## PROBLEM REQUIREMENTS
Across the entries below, how many lines contain the string "name"? Give only the count.

## INFORMATION GIVEN
-*-*-
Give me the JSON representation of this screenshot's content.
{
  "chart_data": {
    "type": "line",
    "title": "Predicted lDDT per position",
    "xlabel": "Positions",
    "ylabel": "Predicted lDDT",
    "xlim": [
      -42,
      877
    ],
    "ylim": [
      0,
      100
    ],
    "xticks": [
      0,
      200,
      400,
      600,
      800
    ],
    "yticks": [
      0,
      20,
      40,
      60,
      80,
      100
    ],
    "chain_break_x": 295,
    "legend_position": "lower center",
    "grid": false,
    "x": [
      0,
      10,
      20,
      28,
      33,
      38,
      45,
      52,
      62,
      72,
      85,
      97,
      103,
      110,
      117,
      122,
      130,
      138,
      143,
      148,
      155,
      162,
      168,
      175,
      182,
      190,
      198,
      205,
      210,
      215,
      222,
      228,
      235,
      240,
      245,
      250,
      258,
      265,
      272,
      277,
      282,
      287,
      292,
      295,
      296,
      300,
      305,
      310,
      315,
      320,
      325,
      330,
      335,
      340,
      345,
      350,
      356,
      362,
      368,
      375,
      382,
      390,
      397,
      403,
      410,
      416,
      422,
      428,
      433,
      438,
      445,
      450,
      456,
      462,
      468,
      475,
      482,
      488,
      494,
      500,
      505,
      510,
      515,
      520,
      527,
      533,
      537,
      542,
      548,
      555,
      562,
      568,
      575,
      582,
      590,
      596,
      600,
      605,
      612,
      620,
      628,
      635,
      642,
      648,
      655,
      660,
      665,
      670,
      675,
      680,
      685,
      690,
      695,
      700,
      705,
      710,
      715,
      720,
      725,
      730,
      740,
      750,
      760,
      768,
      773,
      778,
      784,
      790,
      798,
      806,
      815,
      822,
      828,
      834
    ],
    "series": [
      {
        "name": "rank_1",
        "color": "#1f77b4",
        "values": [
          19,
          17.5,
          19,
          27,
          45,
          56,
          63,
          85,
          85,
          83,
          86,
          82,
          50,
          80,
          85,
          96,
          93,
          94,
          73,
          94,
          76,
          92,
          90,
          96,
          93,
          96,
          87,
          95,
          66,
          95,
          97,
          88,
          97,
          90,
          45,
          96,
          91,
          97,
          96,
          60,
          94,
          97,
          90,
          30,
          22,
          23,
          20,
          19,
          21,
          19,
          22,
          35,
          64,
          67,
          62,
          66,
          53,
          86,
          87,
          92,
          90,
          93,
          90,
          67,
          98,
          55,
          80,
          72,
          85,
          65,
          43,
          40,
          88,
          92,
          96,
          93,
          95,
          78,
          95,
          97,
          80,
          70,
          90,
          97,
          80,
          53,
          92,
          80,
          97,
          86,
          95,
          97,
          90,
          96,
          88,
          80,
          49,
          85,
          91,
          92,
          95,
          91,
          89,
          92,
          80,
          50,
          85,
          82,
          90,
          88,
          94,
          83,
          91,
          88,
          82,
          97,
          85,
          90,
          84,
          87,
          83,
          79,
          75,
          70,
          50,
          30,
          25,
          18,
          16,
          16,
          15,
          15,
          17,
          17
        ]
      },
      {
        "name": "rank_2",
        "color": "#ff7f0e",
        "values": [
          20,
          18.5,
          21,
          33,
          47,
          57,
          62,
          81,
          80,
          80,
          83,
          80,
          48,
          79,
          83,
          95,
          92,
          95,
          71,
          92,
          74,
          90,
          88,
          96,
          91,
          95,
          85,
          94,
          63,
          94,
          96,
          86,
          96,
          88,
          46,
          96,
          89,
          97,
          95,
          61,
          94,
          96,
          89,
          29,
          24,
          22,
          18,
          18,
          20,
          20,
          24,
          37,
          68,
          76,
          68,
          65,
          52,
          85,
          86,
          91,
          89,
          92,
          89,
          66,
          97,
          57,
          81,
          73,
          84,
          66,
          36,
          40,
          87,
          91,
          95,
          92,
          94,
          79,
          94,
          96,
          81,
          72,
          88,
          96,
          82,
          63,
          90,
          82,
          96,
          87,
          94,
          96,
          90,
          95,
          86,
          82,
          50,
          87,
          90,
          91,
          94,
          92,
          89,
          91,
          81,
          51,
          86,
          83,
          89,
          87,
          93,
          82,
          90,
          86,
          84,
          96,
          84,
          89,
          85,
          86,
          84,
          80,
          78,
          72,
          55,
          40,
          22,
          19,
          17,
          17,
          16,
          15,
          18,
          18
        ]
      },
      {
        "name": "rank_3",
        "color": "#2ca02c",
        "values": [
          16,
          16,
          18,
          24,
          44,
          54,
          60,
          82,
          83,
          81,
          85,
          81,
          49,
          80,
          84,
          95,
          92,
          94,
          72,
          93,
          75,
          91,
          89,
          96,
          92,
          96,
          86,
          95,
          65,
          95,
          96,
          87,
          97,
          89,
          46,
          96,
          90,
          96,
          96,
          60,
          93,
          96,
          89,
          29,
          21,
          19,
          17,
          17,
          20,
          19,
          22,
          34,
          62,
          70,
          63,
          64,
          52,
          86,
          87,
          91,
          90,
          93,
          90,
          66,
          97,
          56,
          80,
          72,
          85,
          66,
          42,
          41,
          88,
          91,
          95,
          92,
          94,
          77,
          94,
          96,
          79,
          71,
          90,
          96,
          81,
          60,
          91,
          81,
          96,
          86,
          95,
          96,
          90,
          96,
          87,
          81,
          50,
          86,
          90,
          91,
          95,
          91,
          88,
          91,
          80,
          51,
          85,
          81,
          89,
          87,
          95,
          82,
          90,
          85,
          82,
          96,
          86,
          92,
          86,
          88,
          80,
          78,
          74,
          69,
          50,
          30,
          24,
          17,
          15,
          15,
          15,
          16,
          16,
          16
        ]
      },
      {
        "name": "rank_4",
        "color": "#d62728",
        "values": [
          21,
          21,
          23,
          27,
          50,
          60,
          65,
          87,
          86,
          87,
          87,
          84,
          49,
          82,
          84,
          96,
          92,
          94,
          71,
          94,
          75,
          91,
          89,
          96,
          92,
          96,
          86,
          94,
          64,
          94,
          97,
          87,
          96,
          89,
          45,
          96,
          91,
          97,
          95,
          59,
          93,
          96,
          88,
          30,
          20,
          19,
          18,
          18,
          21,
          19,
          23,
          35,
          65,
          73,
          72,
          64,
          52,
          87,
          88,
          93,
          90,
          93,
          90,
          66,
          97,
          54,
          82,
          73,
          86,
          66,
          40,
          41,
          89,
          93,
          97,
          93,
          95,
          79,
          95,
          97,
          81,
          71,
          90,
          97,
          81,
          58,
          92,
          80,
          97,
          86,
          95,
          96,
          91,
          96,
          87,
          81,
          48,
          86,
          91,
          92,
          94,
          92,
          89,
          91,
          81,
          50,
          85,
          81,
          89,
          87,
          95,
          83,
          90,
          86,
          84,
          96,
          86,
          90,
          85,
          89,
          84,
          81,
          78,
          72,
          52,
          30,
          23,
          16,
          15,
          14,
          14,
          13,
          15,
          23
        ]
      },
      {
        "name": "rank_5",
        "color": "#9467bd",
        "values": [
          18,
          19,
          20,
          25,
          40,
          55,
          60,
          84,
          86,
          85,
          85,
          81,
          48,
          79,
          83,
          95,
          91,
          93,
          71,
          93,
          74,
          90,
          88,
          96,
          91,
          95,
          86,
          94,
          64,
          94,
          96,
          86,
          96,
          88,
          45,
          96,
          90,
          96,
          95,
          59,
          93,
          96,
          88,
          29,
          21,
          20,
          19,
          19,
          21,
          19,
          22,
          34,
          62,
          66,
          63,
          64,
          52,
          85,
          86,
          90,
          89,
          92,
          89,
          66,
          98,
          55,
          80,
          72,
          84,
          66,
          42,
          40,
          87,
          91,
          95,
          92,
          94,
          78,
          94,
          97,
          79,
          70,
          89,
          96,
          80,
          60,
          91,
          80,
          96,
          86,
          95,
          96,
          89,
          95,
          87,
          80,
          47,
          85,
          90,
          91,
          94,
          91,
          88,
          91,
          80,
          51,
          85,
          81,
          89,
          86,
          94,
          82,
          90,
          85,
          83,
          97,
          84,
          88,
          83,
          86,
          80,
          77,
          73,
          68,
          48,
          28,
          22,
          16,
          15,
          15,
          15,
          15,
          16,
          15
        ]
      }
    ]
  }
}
-*-*-
## RESPONSE TO THE EXERCISE
5